- **Set exercise**: Print all of the lines below word for word, in the same order, with every number unchanged.

- **Excerpted records**:
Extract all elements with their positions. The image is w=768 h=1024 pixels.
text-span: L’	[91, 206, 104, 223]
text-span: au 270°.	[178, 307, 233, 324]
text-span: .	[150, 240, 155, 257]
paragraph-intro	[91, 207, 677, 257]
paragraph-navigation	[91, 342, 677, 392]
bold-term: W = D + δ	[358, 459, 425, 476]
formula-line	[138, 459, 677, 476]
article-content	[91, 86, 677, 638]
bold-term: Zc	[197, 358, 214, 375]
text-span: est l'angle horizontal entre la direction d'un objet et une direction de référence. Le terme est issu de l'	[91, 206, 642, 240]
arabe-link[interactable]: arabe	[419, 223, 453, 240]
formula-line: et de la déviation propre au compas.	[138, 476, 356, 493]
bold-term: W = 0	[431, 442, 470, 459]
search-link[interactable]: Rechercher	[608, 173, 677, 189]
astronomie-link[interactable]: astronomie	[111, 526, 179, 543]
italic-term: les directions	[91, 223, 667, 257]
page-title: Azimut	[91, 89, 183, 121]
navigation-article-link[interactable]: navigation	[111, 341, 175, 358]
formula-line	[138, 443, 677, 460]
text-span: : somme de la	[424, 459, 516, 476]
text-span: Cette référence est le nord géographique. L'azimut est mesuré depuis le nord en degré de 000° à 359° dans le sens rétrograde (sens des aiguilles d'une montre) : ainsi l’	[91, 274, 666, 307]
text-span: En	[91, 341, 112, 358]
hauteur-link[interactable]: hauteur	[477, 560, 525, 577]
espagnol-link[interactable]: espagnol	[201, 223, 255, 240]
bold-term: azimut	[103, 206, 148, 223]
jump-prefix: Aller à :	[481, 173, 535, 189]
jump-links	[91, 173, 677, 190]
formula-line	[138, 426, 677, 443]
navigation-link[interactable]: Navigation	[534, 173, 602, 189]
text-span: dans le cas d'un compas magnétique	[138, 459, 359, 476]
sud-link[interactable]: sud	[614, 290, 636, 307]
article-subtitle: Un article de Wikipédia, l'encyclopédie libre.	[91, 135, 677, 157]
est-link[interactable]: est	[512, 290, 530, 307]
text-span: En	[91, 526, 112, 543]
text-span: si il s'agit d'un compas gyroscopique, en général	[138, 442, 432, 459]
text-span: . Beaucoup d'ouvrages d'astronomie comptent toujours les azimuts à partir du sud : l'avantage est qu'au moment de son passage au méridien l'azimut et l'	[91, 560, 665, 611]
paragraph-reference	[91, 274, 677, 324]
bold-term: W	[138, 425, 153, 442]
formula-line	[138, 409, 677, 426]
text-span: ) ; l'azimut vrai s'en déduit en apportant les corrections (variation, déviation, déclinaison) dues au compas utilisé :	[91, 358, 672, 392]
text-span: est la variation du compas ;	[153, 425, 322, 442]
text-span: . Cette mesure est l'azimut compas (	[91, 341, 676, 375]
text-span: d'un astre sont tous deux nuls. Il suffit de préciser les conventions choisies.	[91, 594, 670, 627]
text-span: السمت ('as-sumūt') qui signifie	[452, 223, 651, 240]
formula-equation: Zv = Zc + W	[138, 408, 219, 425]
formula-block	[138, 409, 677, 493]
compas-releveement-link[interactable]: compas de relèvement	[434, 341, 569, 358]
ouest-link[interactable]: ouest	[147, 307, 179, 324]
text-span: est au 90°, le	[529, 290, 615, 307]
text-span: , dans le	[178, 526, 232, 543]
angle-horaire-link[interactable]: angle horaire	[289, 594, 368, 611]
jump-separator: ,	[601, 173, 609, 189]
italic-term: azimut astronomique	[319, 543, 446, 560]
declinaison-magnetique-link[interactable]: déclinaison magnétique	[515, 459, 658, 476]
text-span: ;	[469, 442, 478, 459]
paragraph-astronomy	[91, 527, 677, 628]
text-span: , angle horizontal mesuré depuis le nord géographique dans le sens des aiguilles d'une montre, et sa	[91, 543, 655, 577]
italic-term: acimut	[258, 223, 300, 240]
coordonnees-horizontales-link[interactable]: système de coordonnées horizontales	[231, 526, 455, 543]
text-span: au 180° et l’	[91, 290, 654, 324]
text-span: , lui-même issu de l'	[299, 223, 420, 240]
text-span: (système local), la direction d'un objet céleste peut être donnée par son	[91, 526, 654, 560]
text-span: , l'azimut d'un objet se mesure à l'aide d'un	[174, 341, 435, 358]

- **Reply**:
Extract all elements with their positions. The image is w=768 h=1024 pixels.
text-span: L’	[91, 206, 104, 223]
text-span: au 270°.	[178, 307, 233, 324]
text-span: .	[150, 240, 155, 257]
paragraph-intro	[91, 207, 677, 257]
paragraph-navigation	[91, 342, 677, 392]
bold-term: W = D + δ	[358, 459, 425, 476]
formula-line	[138, 459, 677, 476]
article-content	[91, 86, 677, 638]
bold-term: Zc	[197, 358, 214, 375]
text-span: est l'angle horizontal entre la direction d'un objet et une direction de référence. Le terme est issu de l'	[91, 206, 642, 240]
arabe-link[interactable]: arabe	[419, 223, 453, 240]
formula-line: et de la déviation propre au compas.	[138, 476, 356, 493]
bold-term: W = 0	[431, 442, 470, 459]
search-link[interactable]: Rechercher	[608, 173, 677, 189]
astronomie-link[interactable]: astronomie	[111, 526, 179, 543]
italic-term: les directions	[91, 223, 667, 257]
page-title: Azimut	[91, 89, 183, 121]
navigation-article-link[interactable]: navigation	[111, 341, 175, 358]
formula-line	[138, 443, 677, 460]
text-span: : somme de la	[424, 459, 516, 476]
text-span: Cette référence est le nord géographique. L'azimut est mesuré depuis le nord en degré de 000° à 359° dans le sens rétrograde (sens des aiguilles d'une montre) : ainsi l’	[91, 274, 666, 307]
text-span: En	[91, 341, 112, 358]
hauteur-link[interactable]: hauteur	[477, 560, 525, 577]
espagnol-link[interactable]: espagnol	[201, 223, 255, 240]
bold-term: azimut	[103, 206, 148, 223]
jump-prefix: Aller à :	[481, 173, 535, 189]
jump-links	[91, 173, 677, 190]
formula-line	[138, 426, 677, 443]
navigation-link[interactable]: Navigation	[534, 173, 602, 189]
text-span: dans le cas d'un compas magnétique	[138, 459, 359, 476]
sud-link[interactable]: sud	[614, 290, 636, 307]
article-subtitle: Un article de Wikipédia, l'encyclopédie libre.	[91, 135, 677, 157]
est-link[interactable]: est	[512, 290, 530, 307]
text-span: En	[91, 526, 112, 543]
text-span: si il s'agit d'un compas gyroscopique, en général	[138, 442, 432, 459]
text-span: . Beaucoup d'ouvrages d'astronomie comptent toujours les azimuts à partir du sud : l'avantage est qu'au moment de son passage au méridien l'azimut et l'	[91, 560, 665, 611]
paragraph-reference	[91, 274, 677, 324]
bold-term: W	[138, 425, 153, 442]
formula-line	[138, 409, 677, 426]
text-span: ) ; l'azimut vrai s'en déduit en apportant les corrections (variation, déviation, déclinaison) dues au compas utilisé :	[91, 358, 672, 392]
text-span: est la variation du compas ;	[153, 425, 322, 442]
text-span: . Cette mesure est l'azimut compas (	[91, 341, 676, 375]
text-span: d'un astre sont tous deux nuls. Il suffit de préciser les conventions choisies.	[91, 594, 670, 627]
text-span: السمت ('as-sumūt') qui signifie	[452, 223, 651, 240]
formula-equation: Zv = Zc + W	[138, 408, 219, 425]
formula-block	[138, 409, 677, 493]
compas-releveement-link[interactable]: compas de relèvement	[434, 341, 569, 358]
ouest-link[interactable]: ouest	[147, 307, 179, 324]
text-span: est au 90°, le	[529, 290, 615, 307]
text-span: , dans le	[178, 526, 232, 543]
angle-horaire-link[interactable]: angle horaire	[289, 594, 368, 611]
jump-separator: ,	[601, 173, 609, 189]
italic-term: azimut astronomique	[319, 543, 446, 560]
declinaison-magnetique-link[interactable]: déclinaison magnétique	[515, 459, 658, 476]
text-span: ;	[469, 442, 478, 459]
paragraph-astronomy	[91, 527, 677, 628]
text-span: , angle horizontal mesuré depuis le nord géographique dans le sens des aiguilles d'une montre, et sa	[91, 543, 655, 577]
italic-term: acimut	[258, 223, 300, 240]
coordonnees-horizontales-link[interactable]: système de coordonnées horizontales	[231, 526, 455, 543]
text-span: au 180° et l’	[91, 290, 654, 324]
text-span: , lui-même issu de l'	[299, 223, 420, 240]
text-span: (système local), la direction d'un objet céleste peut être donnée par son	[91, 526, 654, 560]
text-span: , l'azimut d'un objet se mesure à l'aide d'un	[174, 341, 435, 358]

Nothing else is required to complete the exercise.